WORK TO BE COMPLETED.
Copy out the material below word for word, starting at the line that has "What elements are" and stopping after the line that has "y-tick-label: -1 — [90, 573, 105, 592]".

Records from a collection
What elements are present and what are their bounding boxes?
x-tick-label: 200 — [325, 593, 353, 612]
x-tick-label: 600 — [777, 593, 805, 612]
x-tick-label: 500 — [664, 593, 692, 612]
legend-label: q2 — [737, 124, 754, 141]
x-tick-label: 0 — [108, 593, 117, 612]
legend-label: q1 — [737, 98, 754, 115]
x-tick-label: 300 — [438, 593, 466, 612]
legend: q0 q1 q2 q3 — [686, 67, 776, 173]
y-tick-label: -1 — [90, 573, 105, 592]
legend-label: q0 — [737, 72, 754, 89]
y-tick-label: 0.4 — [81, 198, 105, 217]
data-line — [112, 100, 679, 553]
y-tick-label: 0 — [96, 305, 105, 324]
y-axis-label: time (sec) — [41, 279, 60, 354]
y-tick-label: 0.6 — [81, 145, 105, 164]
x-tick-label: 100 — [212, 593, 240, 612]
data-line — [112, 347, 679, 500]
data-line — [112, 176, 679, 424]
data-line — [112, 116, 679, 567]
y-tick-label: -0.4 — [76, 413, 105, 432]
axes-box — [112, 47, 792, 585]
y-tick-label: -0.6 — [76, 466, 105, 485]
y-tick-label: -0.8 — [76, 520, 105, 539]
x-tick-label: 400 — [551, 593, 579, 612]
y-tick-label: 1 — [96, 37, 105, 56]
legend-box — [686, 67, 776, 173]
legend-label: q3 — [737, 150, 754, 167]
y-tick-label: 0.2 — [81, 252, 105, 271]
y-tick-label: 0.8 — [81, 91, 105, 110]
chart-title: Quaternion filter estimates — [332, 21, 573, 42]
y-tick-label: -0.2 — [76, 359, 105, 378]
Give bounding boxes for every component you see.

--

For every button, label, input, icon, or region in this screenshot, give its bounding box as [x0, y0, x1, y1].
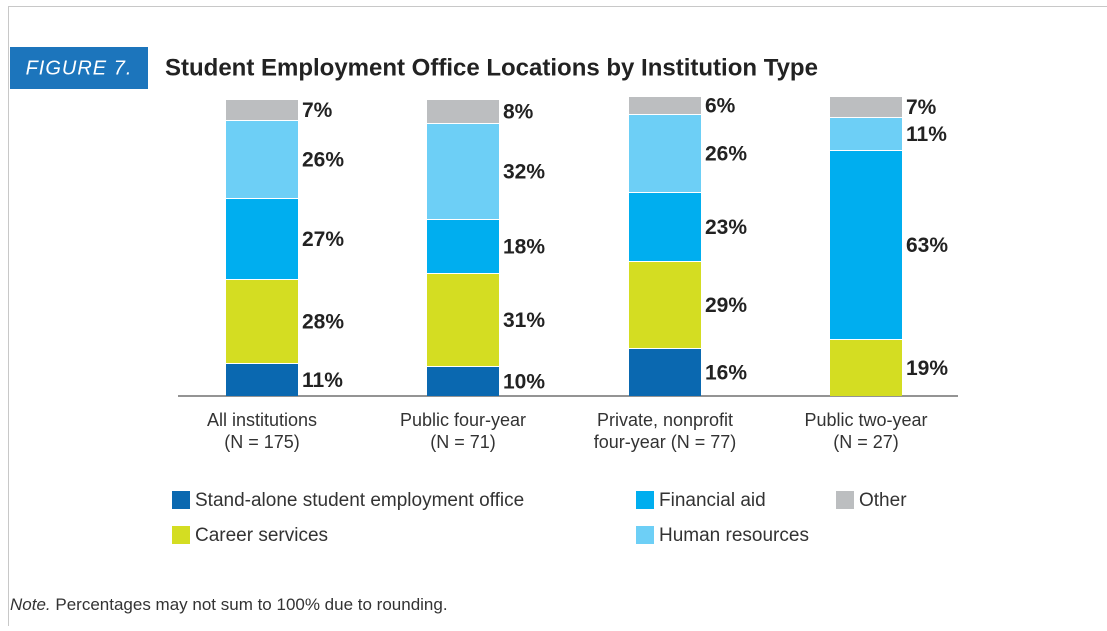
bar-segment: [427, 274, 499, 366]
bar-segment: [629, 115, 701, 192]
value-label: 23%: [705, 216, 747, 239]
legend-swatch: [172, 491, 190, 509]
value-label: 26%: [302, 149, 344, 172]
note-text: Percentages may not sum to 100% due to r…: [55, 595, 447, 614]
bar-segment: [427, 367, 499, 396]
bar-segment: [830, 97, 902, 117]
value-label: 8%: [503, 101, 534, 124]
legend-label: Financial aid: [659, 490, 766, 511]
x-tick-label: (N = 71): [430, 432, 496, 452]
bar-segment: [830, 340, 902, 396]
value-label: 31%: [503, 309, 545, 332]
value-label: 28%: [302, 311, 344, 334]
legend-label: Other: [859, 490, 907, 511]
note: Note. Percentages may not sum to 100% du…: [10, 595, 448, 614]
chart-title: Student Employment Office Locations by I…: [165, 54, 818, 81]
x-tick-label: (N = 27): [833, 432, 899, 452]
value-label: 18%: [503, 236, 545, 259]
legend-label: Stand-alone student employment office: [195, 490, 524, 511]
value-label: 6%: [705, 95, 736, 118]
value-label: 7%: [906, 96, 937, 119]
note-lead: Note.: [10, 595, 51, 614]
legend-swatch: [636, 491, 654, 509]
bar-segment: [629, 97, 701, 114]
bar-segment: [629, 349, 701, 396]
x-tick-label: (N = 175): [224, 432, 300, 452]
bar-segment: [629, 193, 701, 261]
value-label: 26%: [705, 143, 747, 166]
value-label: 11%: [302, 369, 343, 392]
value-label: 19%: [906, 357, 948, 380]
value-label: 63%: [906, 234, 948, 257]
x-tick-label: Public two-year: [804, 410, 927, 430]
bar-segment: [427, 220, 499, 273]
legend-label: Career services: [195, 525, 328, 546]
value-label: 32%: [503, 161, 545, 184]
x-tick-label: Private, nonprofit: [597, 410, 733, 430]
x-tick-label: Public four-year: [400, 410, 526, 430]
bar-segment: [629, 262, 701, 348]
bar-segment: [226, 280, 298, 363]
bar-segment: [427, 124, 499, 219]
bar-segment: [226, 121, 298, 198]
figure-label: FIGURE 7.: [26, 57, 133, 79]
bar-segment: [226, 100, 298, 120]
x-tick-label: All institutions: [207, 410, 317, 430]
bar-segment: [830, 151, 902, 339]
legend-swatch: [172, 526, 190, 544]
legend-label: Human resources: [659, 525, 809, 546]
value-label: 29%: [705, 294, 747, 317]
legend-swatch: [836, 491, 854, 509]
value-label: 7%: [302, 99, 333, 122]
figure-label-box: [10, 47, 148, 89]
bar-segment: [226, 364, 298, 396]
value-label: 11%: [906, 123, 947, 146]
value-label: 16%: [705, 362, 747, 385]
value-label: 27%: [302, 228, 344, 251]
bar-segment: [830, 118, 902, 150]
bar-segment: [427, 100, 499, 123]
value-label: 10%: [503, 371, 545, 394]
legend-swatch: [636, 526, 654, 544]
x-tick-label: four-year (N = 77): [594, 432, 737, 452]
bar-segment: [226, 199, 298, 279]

* * *

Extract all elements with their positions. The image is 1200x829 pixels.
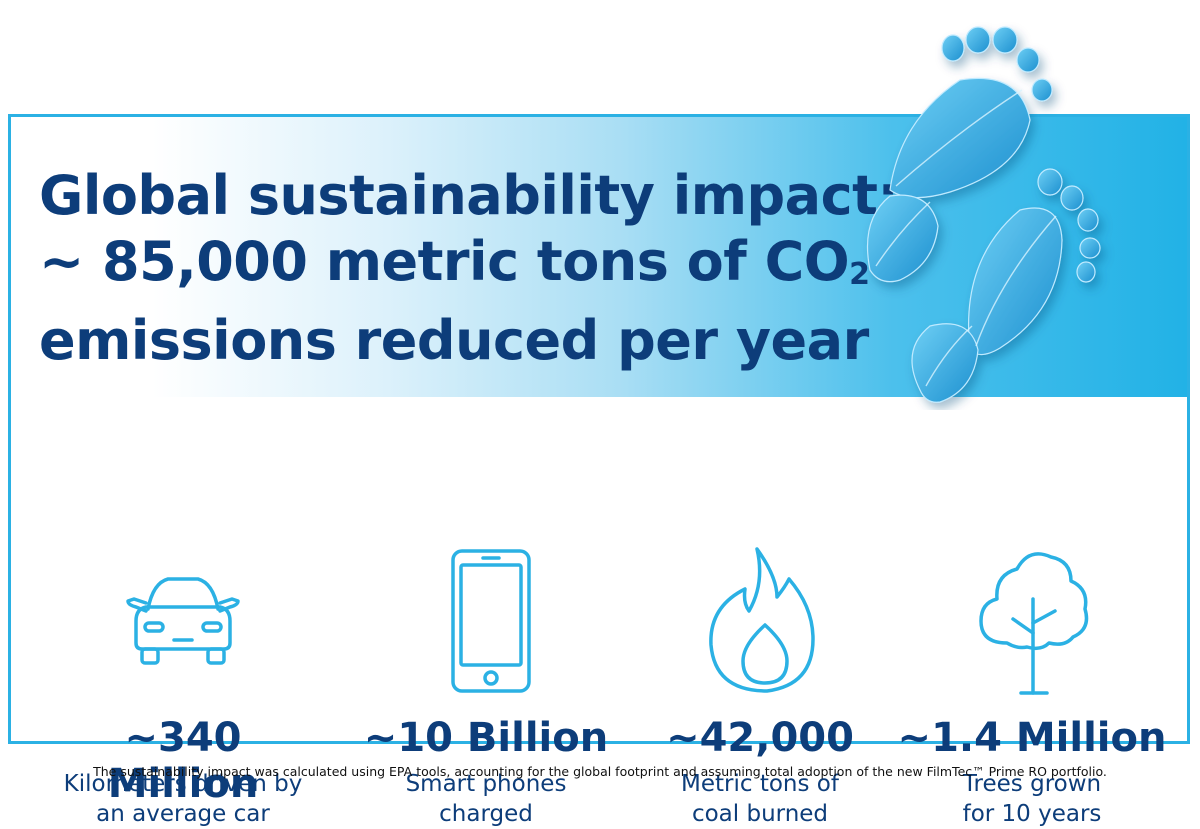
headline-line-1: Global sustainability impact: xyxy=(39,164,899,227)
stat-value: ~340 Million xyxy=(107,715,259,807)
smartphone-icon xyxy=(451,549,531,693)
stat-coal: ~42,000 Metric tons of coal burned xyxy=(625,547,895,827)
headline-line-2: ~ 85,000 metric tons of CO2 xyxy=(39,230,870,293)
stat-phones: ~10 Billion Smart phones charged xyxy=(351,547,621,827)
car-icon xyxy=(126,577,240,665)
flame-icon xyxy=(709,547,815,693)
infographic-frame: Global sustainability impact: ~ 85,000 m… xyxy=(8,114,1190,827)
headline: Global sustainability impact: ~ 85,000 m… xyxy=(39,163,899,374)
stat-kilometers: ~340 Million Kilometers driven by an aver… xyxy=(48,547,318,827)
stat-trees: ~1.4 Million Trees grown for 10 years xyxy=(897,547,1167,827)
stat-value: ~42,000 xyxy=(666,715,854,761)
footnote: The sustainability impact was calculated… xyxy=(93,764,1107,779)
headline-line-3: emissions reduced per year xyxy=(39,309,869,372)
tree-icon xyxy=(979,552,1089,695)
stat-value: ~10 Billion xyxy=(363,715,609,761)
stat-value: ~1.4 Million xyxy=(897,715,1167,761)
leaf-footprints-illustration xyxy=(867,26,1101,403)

RESPONSE.
What elements are present and what are their bounding boxes?
x-tick-label: 200 — [325, 593, 353, 612]
x-tick-label: 600 — [777, 593, 805, 612]
x-tick-label: 500 — [664, 593, 692, 612]
legend-label: q2 — [737, 124, 754, 141]
x-tick-label: 0 — [108, 593, 117, 612]
legend-label: q1 — [737, 98, 754, 115]
x-tick-label: 300 — [438, 593, 466, 612]
legend: q0 q1 q2 q3 — [686, 67, 776, 173]
y-tick-label: -1 — [90, 573, 105, 592]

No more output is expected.